JOBS:
**a)** Summarize the Tensor Fusion deployment notes in two sentences.
**b)** Extend the Tensor Fusion deployment notes beyond their final sentence.

++++ DOCUMENT TEXT ++++

Tensor Fusion Deployment for VM/BareMetal

Files

Environment: Ubuntu 24.04 or Rocky Linux 9.0

Dependencies:

Install CUDA 12.1 official package Download Link During installation, select to install CUDA Toolkit only, do not install the NVIDIA driver;
Install Tensor Fusion client part Extract CUDA-Fusion.tar, copy all files from CUDA-Fusion/client/libs to the CUDA installation directory /usr/local/cuda-12.1/lib64/
Install PyTorch, Download Link This version uses PyTorch code tag-v2.1.2 and dynamically links to the CUDA runtime.

++++ INFORMATION SUPPLIED ++++

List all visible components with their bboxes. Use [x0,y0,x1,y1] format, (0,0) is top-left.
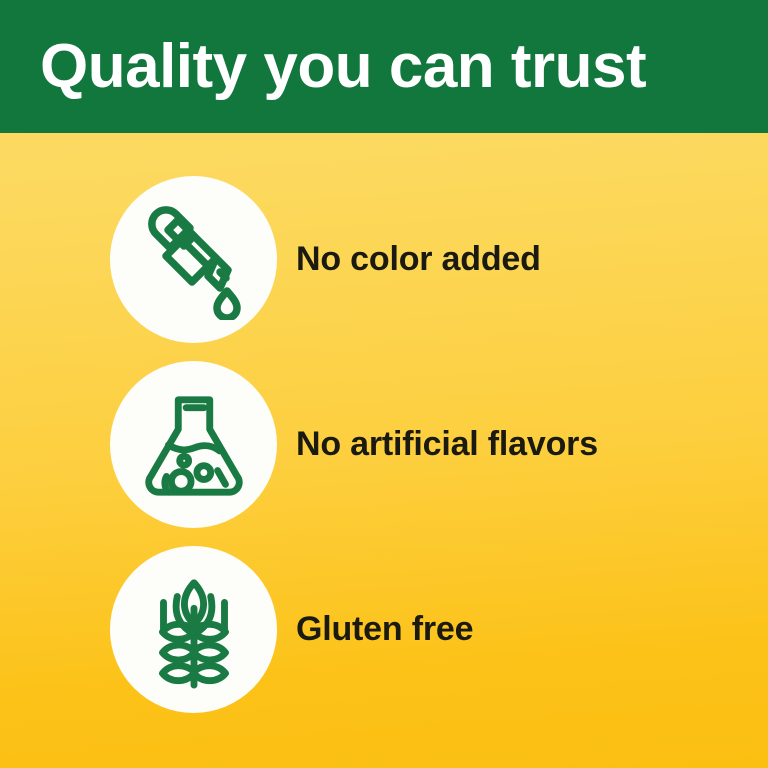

++++

RESULTS FOR EACH TASK:
**a)** The Tensor Fusion deployment notes cover VM and bare-metal setups running Ubuntu 24.04 or Rocky Linux 9.0. The dependencies are the CUDA 12.1 Toolkit without the NVIDIA driver, the Tensor Fusion client libraries copied from CUDA-Fusion/client/libs into /usr/local/cuda-12.1/lib64/, and a PyTorch build on tag v2.1.2 that dynamically links to the CUDA runtime.

**b)**
Startup Command:

./vcuda-client [Node ID] [Server IP] [Protocol Type] [Send Port] [Receive Port] [Register Port] [GPU ID]

Example:

./vcuda-client 0 192.168.2.129 native 9998 9997 9999 0

Parameter Explanation:

Node ID: Numeric ID defined for each server
Protocol Type: native/light transmission protocol, must be consistent between client and server
GPU ID: The ID of the GPU used by this configuration on the server

Note:

The send port corresponds to the server's receive port, the receive port corresponds to the server's send port, and the register port must be consistent between client and server.
After the vcuda-client successfully establishes a connection with the server, the vcuda-client can take over all CUDA requests of the current system.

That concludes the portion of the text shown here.